* [EXERCISE DIRECTIONS]
Examine the entries and show every line in which the word "text" is found.

* [MATERIAL SHOWN]
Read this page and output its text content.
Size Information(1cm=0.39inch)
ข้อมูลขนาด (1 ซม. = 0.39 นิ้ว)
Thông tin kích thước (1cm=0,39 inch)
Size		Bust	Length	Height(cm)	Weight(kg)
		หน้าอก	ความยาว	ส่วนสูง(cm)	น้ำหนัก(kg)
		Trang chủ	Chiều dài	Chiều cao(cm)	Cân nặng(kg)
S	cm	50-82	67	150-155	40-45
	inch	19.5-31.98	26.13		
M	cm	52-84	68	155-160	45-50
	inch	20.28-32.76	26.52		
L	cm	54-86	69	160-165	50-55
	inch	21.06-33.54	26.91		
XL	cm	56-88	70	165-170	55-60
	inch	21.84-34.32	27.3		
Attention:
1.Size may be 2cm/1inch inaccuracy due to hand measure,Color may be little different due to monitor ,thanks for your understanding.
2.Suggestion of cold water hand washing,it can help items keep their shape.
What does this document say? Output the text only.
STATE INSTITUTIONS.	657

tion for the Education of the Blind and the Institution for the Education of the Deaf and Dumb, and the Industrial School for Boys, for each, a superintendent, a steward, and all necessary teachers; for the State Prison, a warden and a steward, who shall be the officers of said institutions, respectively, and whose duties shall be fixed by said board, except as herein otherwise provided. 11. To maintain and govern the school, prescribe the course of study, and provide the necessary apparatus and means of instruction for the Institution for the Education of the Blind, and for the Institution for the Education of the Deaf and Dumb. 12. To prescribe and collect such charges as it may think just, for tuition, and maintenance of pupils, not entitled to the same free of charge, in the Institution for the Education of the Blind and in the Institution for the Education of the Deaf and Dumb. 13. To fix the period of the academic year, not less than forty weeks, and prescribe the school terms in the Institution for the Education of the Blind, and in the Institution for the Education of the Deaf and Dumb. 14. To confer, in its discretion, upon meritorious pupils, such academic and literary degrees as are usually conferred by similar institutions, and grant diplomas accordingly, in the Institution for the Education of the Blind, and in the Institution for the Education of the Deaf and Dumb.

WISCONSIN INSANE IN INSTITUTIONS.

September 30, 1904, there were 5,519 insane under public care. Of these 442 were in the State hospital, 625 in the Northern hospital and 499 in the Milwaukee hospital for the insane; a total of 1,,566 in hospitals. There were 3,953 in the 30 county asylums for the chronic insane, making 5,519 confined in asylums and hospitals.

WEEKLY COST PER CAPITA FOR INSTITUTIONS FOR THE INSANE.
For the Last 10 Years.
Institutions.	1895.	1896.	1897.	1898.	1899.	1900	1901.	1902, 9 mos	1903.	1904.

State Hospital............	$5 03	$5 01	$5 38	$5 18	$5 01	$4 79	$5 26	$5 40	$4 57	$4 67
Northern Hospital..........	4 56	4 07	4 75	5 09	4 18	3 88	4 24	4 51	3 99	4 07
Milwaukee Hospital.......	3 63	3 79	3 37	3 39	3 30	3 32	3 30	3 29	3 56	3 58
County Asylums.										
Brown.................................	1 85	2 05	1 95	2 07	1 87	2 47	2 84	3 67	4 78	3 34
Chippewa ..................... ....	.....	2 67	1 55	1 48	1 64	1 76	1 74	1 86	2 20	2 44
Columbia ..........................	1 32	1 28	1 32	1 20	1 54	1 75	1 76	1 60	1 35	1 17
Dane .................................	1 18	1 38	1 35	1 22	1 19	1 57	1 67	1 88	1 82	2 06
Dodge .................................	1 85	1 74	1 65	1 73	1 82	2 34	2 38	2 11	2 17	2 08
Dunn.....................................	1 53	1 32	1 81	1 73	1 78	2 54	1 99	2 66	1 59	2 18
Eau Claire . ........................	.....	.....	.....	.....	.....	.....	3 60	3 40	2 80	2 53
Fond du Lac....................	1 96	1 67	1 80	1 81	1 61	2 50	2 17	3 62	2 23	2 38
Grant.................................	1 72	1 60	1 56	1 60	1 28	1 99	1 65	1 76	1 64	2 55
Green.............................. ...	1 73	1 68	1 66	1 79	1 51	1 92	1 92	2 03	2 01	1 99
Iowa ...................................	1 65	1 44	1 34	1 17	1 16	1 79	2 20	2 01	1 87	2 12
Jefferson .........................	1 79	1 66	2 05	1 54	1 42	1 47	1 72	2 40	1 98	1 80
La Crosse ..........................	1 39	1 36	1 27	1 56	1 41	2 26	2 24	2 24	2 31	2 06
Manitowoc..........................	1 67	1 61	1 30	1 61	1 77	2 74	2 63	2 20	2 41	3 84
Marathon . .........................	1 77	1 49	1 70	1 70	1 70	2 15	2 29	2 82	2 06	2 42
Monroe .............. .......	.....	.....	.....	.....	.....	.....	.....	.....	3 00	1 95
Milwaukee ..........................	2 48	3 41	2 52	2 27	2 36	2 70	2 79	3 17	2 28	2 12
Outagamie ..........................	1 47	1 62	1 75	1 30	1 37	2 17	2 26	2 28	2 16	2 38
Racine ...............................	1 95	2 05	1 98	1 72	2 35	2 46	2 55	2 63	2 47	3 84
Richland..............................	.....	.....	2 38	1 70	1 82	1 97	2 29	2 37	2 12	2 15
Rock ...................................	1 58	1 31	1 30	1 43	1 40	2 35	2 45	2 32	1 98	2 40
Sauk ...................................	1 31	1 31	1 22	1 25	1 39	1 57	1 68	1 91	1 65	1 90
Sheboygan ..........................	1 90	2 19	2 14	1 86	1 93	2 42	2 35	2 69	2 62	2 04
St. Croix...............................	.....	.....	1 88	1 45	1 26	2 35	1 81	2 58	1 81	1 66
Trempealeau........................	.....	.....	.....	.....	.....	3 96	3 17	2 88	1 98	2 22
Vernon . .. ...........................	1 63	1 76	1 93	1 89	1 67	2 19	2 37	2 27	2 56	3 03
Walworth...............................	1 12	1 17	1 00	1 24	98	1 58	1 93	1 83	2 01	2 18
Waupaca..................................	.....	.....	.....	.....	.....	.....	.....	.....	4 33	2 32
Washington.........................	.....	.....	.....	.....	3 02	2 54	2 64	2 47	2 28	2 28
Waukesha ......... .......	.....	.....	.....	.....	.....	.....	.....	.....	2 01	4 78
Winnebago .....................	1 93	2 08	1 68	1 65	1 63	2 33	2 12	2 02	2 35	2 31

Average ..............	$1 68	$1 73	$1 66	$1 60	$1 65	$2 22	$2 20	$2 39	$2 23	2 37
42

* [REPLY]
Read this page and output its text content.
What does this document say? Output the text only.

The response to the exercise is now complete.